| Stored records |

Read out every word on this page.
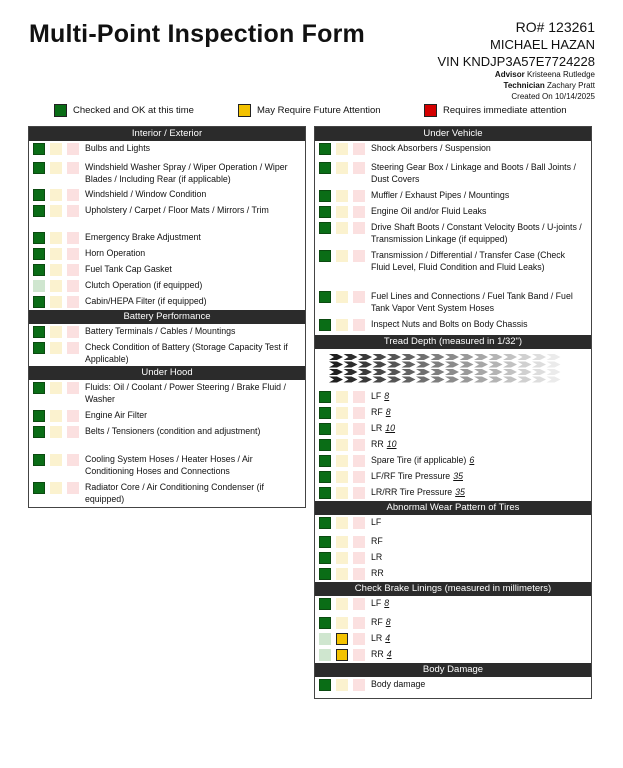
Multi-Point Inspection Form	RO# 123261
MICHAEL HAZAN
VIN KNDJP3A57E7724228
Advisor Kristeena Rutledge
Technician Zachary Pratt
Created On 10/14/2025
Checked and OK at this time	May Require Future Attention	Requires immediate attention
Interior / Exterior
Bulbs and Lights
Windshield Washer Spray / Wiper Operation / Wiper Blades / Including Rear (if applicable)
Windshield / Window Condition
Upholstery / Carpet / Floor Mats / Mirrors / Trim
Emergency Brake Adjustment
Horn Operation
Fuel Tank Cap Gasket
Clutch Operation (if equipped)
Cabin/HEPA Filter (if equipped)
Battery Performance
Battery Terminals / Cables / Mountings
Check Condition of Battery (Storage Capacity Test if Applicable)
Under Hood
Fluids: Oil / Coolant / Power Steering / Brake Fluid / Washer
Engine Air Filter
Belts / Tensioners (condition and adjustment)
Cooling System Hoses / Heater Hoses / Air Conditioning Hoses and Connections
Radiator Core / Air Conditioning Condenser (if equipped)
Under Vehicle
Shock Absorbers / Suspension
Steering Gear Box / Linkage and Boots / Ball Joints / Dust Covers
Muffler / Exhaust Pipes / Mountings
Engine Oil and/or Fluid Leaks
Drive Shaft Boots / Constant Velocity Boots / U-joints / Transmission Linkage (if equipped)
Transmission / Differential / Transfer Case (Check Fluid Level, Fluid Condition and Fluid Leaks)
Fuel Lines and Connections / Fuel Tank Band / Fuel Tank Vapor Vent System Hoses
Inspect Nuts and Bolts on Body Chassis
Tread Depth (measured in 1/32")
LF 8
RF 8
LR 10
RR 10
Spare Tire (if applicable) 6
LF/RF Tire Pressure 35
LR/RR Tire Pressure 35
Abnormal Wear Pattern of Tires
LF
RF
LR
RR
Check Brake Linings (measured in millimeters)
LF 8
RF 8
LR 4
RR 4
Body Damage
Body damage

| Work to complete |
With the pictures left out, transcribe the material exactly.

| Solution to this exercise |
Read out every word on this page.
Multi-Point Inspection Form	RO# 123261
MICHAEL HAZAN
VIN KNDJP3A57E7724228
Advisor Kristeena Rutledge
Technician Zachary Pratt
Created On 10/14/2025
Checked and OK at this time	May Require Future Attention	Requires immediate attention
Interior / Exterior
Bulbs and Lights
Windshield Washer Spray / Wiper Operation / Wiper Blades / Including Rear (if applicable)
Windshield / Window Condition
Upholstery / Carpet / Floor Mats / Mirrors / Trim
Emergency Brake Adjustment
Horn Operation
Fuel Tank Cap Gasket
Clutch Operation (if equipped)
Cabin/HEPA Filter (if equipped)
Battery Performance
Battery Terminals / Cables / Mountings
Check Condition of Battery (Storage Capacity Test if Applicable)
Under Hood
Fluids: Oil / Coolant / Power Steering / Brake Fluid / Washer
Engine Air Filter
Belts / Tensioners (condition and adjustment)
Cooling System Hoses / Heater Hoses / Air Conditioning Hoses and Connections
Radiator Core / Air Conditioning Condenser (if equipped)
Under Vehicle
Shock Absorbers / Suspension
Steering Gear Box / Linkage and Boots / Ball Joints / Dust Covers
Muffler / Exhaust Pipes / Mountings
Engine Oil and/or Fluid Leaks
Drive Shaft Boots / Constant Velocity Boots / U-joints / Transmission Linkage (if equipped)
Transmission / Differential / Transfer Case (Check Fluid Level, Fluid Condition and Fluid Leaks)
Fuel Lines and Connections / Fuel Tank Band / Fuel Tank Vapor Vent System Hoses
Inspect Nuts and Bolts on Body Chassis
Tread Depth (measured in 1/32")
LF 8
RF 8
LR 10
RR 10
Spare Tire (if applicable) 6
LF/RF Tire Pressure 35
LR/RR Tire Pressure 35
Abnormal Wear Pattern of Tires
LF
RF
LR
RR
Check Brake Linings (measured in millimeters)
LF 8
RF 8
LR 4
RR 4
Body Damage
Body damage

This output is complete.